=== To be done ===
Find the string "国际商务管理" and gather every line that holds it.

[Data entries]

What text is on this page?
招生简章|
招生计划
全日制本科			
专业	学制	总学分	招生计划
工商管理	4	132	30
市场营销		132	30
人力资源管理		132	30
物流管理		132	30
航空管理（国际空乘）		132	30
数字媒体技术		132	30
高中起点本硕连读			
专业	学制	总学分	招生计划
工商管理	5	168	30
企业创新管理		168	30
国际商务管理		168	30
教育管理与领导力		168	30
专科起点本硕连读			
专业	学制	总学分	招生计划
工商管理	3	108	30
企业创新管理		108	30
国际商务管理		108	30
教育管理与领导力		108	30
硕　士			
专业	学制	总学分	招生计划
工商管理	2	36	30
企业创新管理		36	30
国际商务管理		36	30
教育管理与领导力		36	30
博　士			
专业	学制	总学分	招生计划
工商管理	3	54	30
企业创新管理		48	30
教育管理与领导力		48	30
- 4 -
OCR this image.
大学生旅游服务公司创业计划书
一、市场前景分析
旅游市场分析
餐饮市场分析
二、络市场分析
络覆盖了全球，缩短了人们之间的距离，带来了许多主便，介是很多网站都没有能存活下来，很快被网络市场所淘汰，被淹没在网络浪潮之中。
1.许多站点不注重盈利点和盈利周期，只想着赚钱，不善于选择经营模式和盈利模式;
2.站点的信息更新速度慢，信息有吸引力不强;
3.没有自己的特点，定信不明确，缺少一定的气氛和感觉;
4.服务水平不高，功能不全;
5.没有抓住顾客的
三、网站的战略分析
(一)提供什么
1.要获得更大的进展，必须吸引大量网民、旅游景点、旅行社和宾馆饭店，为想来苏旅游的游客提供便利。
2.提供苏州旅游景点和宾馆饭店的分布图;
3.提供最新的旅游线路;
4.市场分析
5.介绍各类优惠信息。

=== Written solution ===
国际商务管理		168	30
国际商务管理		108	30
国际商务管理		36	30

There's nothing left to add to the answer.